### WORK TO DO
Find the word "download" in the data. Return every line where it appears.

Collected data entries
## start

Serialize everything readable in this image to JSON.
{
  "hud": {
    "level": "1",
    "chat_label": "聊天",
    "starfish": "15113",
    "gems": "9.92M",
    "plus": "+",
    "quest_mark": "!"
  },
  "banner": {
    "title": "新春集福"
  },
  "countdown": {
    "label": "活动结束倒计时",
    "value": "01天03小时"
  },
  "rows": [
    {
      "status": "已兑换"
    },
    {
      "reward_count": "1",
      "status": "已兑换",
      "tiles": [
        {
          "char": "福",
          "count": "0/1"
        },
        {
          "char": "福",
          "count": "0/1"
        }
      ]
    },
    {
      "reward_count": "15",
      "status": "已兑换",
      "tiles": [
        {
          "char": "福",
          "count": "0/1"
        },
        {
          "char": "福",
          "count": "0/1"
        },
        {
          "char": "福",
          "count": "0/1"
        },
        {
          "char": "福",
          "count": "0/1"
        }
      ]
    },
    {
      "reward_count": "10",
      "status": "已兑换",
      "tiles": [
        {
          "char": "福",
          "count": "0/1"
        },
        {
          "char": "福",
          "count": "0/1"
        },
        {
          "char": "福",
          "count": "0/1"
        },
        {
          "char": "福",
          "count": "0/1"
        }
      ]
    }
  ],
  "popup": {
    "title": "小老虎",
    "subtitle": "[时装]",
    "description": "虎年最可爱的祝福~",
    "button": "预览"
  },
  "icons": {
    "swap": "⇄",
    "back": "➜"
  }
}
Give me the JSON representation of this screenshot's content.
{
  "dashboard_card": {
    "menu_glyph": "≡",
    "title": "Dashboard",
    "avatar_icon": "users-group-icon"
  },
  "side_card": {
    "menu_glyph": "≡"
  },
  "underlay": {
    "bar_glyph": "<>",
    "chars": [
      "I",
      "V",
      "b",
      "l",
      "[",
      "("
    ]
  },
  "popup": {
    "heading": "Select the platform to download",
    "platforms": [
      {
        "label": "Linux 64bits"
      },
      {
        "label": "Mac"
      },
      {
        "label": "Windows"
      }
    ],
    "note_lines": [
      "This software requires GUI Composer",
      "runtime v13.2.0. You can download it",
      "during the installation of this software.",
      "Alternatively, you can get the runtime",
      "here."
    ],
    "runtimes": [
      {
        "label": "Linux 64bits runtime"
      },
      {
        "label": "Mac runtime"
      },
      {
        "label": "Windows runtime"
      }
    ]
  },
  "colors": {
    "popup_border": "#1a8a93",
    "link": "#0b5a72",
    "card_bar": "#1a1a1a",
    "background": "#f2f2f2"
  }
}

## end

### RESULT OF THE EXERCISE
    "heading": "Select the platform to download",
      "runtime v13.2.0. You can download it",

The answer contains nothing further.